(begin)

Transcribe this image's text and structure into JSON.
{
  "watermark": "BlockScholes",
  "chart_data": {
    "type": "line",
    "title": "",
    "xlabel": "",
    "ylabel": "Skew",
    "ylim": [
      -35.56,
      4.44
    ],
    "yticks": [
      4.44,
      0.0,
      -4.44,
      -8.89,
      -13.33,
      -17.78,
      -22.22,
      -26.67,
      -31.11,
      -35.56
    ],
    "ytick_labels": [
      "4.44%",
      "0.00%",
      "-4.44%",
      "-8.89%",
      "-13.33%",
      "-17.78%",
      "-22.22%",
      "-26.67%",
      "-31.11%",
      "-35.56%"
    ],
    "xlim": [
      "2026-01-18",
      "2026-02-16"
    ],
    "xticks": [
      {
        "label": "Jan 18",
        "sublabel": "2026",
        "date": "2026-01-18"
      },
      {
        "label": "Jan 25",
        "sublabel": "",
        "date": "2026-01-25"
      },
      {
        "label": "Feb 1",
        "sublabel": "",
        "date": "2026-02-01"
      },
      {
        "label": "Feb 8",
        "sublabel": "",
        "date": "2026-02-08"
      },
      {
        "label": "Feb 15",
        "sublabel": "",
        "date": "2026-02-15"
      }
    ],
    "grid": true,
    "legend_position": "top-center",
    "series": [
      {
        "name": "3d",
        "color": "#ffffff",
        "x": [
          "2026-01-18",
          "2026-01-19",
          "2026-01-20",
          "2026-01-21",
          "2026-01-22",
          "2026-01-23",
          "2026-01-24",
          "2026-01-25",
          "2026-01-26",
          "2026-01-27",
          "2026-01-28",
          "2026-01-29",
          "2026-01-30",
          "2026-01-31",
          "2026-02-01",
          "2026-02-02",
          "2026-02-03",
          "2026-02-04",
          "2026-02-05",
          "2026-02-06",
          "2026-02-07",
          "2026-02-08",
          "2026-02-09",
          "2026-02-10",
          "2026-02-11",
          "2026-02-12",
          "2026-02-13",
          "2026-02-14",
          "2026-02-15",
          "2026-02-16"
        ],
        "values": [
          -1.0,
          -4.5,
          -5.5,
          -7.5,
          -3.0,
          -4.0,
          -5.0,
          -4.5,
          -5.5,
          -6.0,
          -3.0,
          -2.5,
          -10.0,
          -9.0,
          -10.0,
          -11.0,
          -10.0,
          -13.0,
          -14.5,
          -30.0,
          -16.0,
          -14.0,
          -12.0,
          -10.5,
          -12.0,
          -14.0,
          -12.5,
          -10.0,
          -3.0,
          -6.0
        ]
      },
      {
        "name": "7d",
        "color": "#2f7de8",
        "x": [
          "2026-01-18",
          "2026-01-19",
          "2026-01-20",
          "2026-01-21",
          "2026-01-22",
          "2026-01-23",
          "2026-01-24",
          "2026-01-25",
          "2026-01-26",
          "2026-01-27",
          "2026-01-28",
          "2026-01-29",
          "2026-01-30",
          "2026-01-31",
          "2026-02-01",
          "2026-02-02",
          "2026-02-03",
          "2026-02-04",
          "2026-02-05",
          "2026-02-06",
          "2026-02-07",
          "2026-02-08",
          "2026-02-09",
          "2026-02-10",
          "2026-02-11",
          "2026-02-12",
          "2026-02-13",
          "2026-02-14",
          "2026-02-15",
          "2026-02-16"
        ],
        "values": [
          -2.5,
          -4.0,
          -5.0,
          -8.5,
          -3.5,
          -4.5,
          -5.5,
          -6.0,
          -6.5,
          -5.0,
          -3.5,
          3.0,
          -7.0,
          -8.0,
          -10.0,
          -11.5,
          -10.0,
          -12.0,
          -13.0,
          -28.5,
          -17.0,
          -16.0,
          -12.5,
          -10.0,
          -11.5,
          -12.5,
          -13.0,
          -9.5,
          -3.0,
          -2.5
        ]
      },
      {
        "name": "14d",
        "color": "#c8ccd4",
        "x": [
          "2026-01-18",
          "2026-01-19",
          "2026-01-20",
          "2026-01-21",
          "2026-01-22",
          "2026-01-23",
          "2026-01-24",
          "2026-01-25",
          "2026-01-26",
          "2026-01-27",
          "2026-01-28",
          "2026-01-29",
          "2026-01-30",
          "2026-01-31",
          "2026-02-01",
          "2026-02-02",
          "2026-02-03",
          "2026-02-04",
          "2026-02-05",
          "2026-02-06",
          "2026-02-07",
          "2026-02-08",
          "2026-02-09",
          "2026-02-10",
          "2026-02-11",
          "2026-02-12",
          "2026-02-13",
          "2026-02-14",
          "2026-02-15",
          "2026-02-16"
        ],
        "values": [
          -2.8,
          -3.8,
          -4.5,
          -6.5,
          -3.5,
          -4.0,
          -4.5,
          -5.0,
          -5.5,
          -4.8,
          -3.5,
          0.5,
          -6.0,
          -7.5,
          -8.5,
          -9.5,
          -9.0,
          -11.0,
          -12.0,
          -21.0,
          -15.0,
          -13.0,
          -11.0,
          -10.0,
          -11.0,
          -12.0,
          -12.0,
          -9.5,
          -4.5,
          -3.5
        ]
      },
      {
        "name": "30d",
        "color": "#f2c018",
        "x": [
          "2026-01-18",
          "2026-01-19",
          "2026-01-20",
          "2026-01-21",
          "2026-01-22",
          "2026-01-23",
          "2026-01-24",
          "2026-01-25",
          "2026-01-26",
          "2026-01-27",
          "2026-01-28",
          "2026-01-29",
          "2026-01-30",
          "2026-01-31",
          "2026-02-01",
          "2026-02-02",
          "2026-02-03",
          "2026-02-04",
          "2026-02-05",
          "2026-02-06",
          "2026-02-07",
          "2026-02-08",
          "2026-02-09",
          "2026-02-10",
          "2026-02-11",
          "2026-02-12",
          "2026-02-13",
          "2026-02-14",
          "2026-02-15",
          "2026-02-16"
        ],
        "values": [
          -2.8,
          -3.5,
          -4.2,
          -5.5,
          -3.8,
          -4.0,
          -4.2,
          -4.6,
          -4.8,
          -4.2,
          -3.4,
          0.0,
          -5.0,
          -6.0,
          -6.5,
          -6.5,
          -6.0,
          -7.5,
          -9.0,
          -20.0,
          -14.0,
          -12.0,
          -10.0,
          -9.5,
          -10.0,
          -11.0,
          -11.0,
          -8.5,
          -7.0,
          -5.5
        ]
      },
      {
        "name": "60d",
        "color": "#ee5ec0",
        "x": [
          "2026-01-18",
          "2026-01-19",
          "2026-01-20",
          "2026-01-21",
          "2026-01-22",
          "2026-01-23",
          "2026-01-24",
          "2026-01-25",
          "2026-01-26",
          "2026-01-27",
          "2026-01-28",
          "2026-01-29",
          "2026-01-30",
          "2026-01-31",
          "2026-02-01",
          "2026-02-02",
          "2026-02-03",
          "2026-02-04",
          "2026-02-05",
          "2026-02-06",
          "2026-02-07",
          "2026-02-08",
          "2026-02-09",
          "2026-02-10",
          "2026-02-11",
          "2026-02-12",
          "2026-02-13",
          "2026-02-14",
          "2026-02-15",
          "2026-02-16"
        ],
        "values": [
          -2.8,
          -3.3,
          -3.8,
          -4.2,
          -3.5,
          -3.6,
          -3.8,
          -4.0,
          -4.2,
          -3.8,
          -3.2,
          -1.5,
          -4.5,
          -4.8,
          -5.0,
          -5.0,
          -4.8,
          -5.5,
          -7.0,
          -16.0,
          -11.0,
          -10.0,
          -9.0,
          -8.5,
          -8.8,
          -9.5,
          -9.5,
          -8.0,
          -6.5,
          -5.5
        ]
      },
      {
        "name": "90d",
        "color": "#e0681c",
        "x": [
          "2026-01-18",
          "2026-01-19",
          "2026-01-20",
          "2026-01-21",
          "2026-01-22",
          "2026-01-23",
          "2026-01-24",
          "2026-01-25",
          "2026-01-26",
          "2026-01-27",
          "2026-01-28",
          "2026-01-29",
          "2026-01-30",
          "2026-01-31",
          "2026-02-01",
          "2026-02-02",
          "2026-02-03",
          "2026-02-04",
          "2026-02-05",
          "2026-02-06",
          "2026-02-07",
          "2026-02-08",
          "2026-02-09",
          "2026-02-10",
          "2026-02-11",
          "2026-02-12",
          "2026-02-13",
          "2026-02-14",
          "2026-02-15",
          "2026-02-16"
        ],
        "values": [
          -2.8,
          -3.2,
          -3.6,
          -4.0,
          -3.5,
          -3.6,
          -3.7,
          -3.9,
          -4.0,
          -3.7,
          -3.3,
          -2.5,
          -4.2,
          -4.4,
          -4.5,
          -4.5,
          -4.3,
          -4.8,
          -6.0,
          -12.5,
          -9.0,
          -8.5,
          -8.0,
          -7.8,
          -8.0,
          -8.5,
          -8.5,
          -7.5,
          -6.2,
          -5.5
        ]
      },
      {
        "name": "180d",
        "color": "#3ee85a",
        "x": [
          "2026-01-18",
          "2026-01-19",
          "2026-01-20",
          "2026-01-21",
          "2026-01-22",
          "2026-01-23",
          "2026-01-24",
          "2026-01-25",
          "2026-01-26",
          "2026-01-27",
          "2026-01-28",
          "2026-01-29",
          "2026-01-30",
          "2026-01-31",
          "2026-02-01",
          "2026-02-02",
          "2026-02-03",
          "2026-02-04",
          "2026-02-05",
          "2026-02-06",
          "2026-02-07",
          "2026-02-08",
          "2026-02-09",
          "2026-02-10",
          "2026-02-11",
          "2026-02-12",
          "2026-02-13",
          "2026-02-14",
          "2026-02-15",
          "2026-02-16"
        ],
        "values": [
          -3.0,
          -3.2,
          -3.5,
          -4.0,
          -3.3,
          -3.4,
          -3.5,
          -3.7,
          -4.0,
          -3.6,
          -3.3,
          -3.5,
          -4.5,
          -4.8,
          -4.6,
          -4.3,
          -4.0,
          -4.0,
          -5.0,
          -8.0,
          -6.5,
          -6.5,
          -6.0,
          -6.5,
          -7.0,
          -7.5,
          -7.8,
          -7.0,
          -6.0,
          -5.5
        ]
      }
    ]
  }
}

(end)

Pull out all lines containing "date".

| PROBLEM SOLUTION |
        "date": "2026-01-18"
        "date": "2026-01-25"
        "date": "2026-02-01"
        "date": "2026-02-08"
        "date": "2026-02-15"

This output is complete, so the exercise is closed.